§ **Your goal**: Go through the entries one line at a time, and gather every line that has the word "name".
────────────────
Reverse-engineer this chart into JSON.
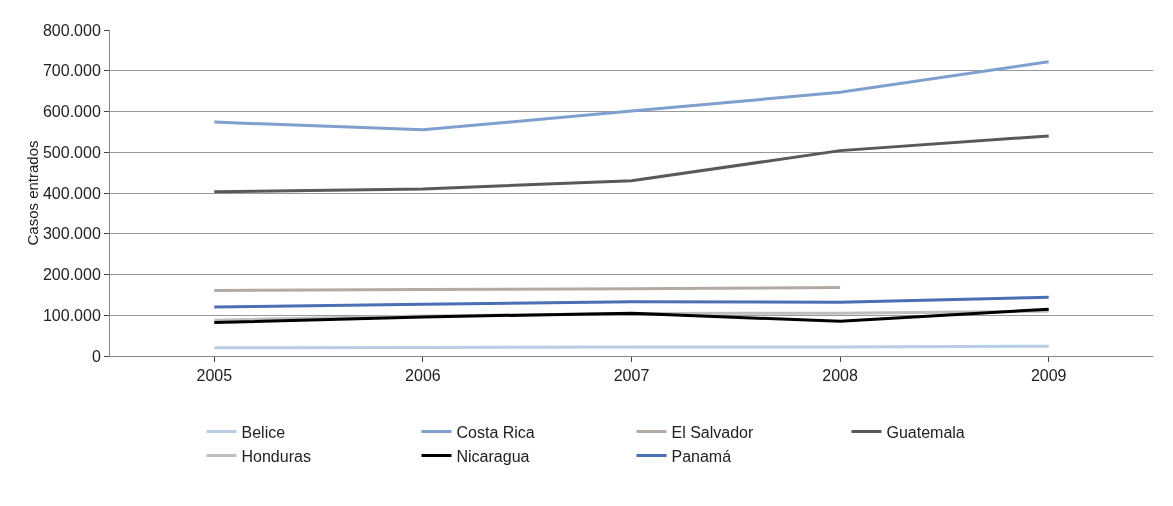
{
  "chart_data": {
    "type": "line",
    "ylabel": "Casos entrados",
    "categories": [
      "2005",
      "2006",
      "2007",
      "2008",
      "2009"
    ],
    "series": [
      {
        "name": "Belice",
        "color": "#b9cde5",
        "values": [
          20000,
          21000,
          22000,
          22000,
          24000
        ]
      },
      {
        "name": "Costa Rica",
        "color": "#7f9fcf",
        "values": [
          574000,
          555000,
          601000,
          647000,
          722000
        ]
      },
      {
        "name": "El Salvador",
        "color": "#b3aaa3",
        "values": [
          161000,
          163000,
          165000,
          168000,
          null
        ]
      },
      {
        "name": "Guatemala",
        "color": "#595959",
        "values": [
          403000,
          410000,
          430000,
          504000,
          540000
        ]
      },
      {
        "name": "Honduras",
        "color": "#bfbfbf",
        "values": [
          88000,
          98000,
          104000,
          105000,
          110000
        ]
      },
      {
        "name": "Nicaragua",
        "color": "#000000",
        "values": [
          82000,
          96000,
          105000,
          85000,
          115000
        ]
      },
      {
        "name": "Panamá",
        "color": "#4a6fb5",
        "values": [
          120000,
          127000,
          133000,
          132000,
          144000
        ]
      }
    ],
    "ylim": [
      0,
      800000
    ],
    "yticks": [
      {
        "value": 0,
        "label": "0"
      },
      {
        "value": 100000,
        "label": "100.000"
      },
      {
        "value": 200000,
        "label": "200.000"
      },
      {
        "value": 300000,
        "label": "300.000"
      },
      {
        "value": 400000,
        "label": "400.000"
      },
      {
        "value": 500000,
        "label": "500.000"
      },
      {
        "value": 600000,
        "label": "600.000"
      },
      {
        "value": 700000,
        "label": "700.000"
      },
      {
        "value": 800000,
        "label": "800.000"
      }
    ],
    "grid": "y",
    "legend": "bottom",
    "marker": "none",
    "line_style": "solid"
  }
}
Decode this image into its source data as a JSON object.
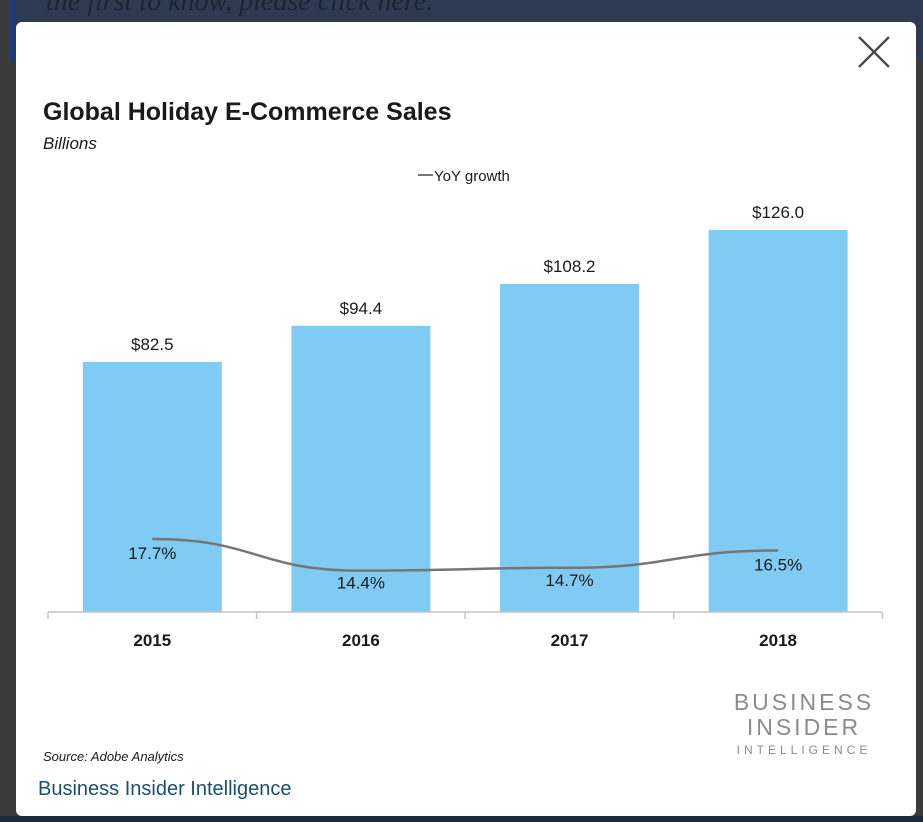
────────────────
§ **The completed task**:
        "name": "Belice",
        "name": "Costa Rica",
        "name": "El Salvador",
        "name": "Guatemala",
        "name": "Honduras",
        "name": "Nicaragua",
        "name": "Panamá",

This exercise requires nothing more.